Data records:
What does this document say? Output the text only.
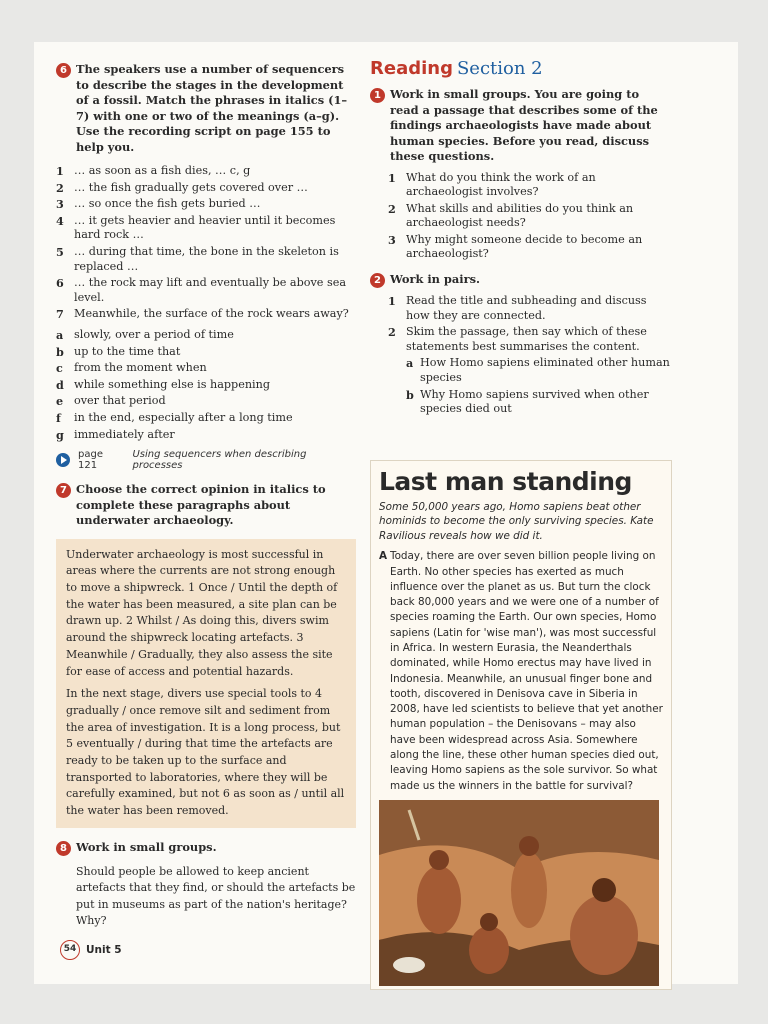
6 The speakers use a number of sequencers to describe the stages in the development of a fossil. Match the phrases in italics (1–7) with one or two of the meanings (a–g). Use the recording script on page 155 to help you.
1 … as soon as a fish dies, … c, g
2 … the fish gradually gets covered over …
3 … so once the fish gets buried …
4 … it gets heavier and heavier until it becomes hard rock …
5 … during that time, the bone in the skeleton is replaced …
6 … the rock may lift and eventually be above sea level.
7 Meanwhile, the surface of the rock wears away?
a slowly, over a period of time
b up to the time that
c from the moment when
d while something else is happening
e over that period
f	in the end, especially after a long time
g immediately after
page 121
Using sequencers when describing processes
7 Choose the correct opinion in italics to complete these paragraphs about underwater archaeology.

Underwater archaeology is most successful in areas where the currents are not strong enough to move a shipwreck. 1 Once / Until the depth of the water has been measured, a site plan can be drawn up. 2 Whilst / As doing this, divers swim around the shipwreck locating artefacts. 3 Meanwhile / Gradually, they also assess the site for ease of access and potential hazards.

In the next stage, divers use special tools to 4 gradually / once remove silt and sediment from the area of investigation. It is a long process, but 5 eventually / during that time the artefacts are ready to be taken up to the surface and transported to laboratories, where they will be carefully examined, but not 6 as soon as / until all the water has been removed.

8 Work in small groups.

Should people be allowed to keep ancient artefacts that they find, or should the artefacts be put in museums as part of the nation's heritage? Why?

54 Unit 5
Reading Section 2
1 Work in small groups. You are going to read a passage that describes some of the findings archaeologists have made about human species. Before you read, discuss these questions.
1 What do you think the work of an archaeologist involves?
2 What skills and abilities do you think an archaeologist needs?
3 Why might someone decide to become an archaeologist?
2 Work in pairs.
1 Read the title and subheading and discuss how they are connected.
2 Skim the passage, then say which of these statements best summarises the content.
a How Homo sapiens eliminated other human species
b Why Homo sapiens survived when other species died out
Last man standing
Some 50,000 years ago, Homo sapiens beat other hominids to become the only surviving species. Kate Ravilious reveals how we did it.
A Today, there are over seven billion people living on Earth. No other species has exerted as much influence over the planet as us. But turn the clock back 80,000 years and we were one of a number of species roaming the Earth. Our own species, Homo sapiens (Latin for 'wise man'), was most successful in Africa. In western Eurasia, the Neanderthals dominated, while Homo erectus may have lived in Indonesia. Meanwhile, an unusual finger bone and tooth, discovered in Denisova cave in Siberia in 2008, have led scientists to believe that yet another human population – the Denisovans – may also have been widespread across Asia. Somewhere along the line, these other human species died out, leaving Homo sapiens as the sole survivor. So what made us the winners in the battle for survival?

==

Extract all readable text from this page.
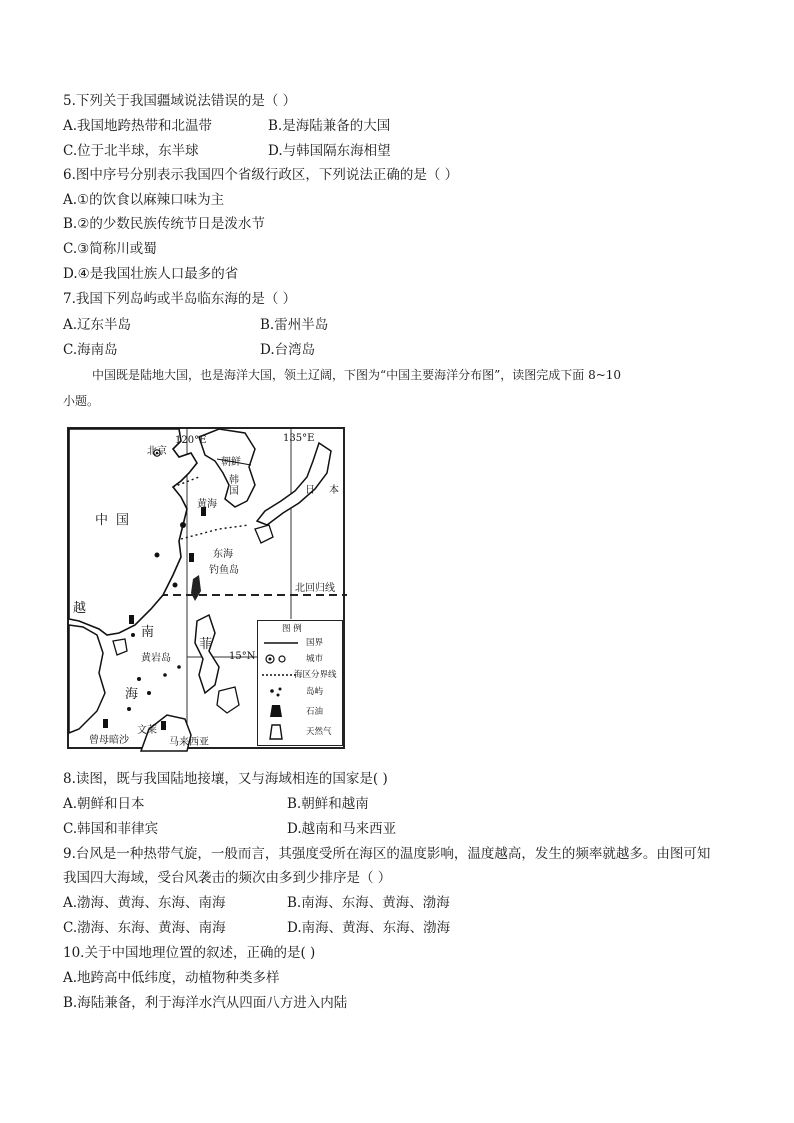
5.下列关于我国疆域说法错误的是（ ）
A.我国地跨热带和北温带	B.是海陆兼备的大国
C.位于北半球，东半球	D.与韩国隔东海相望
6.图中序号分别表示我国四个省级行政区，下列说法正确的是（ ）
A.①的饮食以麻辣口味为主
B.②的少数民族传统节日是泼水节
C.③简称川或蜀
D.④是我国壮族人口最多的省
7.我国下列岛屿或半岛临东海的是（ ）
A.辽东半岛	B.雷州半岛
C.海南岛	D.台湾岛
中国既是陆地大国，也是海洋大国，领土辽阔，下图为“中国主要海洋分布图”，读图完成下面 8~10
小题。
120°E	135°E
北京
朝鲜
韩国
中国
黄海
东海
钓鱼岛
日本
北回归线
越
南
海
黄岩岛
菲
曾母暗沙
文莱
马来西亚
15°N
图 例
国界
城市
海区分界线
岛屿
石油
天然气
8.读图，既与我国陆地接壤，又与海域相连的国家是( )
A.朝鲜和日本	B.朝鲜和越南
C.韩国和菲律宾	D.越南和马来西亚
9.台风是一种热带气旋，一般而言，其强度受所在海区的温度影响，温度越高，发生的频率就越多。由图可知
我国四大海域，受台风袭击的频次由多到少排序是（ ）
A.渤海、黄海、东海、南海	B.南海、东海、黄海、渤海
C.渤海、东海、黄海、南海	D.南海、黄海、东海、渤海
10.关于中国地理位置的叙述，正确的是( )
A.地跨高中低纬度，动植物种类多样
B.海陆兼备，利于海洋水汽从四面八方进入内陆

*Aim*. In the material above, find the lines that contain "when" and show them.

*Reply*.
c from the moment when
Using sequencers when describing processes
b Why Homo sapiens survived when other species died out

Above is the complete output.